Excerpt provided →
Equivalence of Schrödinger operator formalism and Path Integral Formulations for Scalar Field Theory

Question

I'm exploring the deep connections between different formulations of quantum field theories and have a specific question about the equivalence between the Schrödinger representation and the path integral representation for scalar field theory.

Since the path integral is derived from the Schrödinger equation, I recon that the relation should be bi-directional:

$$ \langle \phi_f |e^{-iHt/\hbar} | \phi_i \rangle = \int D[\phi] e^{iS[\phi]/\hbar}. $$

Consider a free scalar field theory with the Lagrangian density:

$$ {\cal L} = \frac{1}{2} \partial_\mu \phi \partial^\mu \phi - \frac{1}{2} m^2 \phi^2 . $$

From this, we can derive the corresponding Hamiltonian density:

$$ {\cal H} = \frac{1}{2} \pi^2 + \frac{1}{2} (\nabla \phi)^2 + \frac{1}{2} m^2 \phi^2 $$

where $ \pi $ is the canonical momentum associated with $ \phi $.

Raw records →
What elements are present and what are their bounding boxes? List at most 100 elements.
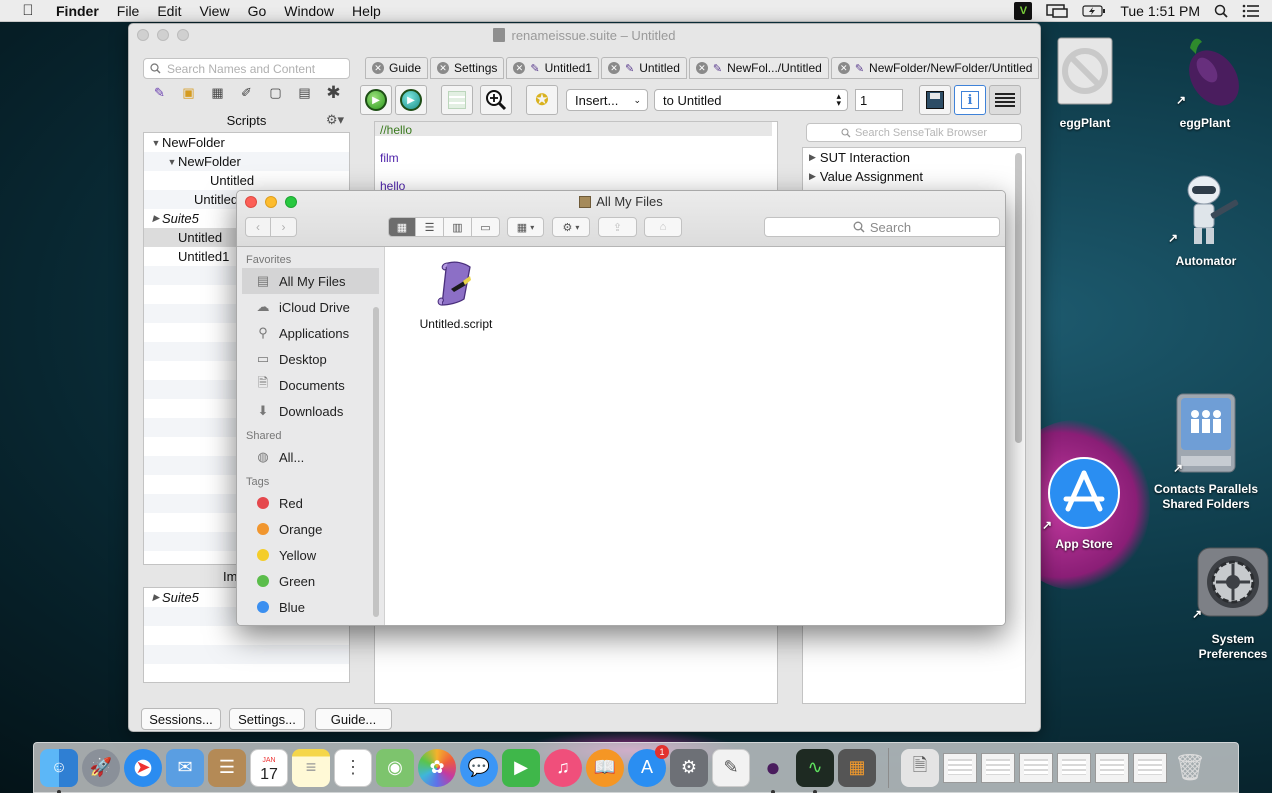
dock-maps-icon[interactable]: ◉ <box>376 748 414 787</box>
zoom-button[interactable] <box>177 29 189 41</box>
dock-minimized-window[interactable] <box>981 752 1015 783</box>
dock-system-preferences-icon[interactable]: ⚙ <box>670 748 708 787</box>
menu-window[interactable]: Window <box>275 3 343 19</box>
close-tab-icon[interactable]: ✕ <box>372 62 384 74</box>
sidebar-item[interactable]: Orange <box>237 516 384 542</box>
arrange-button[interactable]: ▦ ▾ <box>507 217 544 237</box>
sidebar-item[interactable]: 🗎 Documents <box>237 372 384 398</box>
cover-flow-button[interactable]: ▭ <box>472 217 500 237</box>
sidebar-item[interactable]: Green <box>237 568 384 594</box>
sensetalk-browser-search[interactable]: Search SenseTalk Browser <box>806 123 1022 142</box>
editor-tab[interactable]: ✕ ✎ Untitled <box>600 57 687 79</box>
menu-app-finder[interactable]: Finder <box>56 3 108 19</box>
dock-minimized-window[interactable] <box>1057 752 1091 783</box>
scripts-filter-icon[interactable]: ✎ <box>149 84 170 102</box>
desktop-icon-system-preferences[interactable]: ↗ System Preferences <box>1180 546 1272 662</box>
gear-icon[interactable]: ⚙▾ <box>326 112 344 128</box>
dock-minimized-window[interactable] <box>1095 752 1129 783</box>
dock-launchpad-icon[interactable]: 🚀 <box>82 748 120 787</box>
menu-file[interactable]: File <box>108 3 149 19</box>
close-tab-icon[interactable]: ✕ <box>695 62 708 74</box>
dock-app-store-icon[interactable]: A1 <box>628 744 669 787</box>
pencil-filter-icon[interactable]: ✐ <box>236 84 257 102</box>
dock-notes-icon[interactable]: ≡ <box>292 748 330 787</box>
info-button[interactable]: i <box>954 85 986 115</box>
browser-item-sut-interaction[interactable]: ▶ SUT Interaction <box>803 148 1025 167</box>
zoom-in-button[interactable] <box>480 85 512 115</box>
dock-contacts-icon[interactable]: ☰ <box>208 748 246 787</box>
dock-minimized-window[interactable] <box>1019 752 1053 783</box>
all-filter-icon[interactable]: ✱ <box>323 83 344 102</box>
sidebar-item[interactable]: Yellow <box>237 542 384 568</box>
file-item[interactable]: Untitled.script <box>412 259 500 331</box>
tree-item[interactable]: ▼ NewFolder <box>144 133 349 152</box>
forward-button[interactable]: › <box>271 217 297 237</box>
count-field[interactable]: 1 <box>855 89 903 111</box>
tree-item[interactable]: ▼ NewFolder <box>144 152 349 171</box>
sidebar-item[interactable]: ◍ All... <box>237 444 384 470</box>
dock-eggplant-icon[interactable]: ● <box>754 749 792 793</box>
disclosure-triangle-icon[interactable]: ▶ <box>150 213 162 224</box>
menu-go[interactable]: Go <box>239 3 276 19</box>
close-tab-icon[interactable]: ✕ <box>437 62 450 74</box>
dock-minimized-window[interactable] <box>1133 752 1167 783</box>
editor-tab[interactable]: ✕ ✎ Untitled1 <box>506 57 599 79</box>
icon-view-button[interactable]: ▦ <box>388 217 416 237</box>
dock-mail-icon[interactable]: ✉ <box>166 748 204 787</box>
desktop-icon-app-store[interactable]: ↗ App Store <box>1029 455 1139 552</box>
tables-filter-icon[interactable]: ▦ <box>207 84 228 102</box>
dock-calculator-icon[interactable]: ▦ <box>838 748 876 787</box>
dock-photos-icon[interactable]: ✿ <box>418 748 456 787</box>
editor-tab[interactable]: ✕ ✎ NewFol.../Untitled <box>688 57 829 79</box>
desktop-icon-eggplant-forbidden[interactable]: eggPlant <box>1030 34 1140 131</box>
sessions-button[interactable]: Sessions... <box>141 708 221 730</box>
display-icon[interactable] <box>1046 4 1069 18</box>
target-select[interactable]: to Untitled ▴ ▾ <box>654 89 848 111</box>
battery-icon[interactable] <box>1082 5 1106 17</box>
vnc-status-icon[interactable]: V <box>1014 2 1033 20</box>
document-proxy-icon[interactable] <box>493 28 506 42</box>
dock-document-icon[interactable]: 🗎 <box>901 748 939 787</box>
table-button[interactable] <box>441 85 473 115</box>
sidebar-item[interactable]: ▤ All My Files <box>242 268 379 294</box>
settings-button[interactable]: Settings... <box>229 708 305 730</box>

Goal → Print the full question on Schrödinger and path integral equivalence word for word, with every line and equation kept unchanged. None of the entries are needed for what comes next.

Final answer →
Equivalence of Schrödinger operator formalism and Path Integral Formulations for Scalar Field Theory

Question

I'm exploring the deep connections between different formulations of quantum field theories and have a specific question about the equivalence between the Schrödinger representation and the path integral representation for scalar field theory.

Since the path integral is derived from the Schrödinger equation, I recon that the relation should be bi-directional:

$$ \langle \phi_f |e^{-iHt/\hbar} | \phi_i \rangle = \int D[\phi] e^{iS[\phi]/\hbar}. $$

Consider a free scalar field theory with the Lagrangian density:

$$ {\cal L} = \frac{1}{2} \partial_\mu \phi \partial^\mu \phi - \frac{1}{2} m^2 \phi^2 . $$

From this, we can derive the corresponding Hamiltonian density:

$$ {\cal H} = \frac{1}{2} \pi^2 + \frac{1}{2} (\nabla \phi)^2 + \frac{1}{2} m^2 \phi^2 $$

where $ \pi $ is the canonical momentum associated with $ \phi $.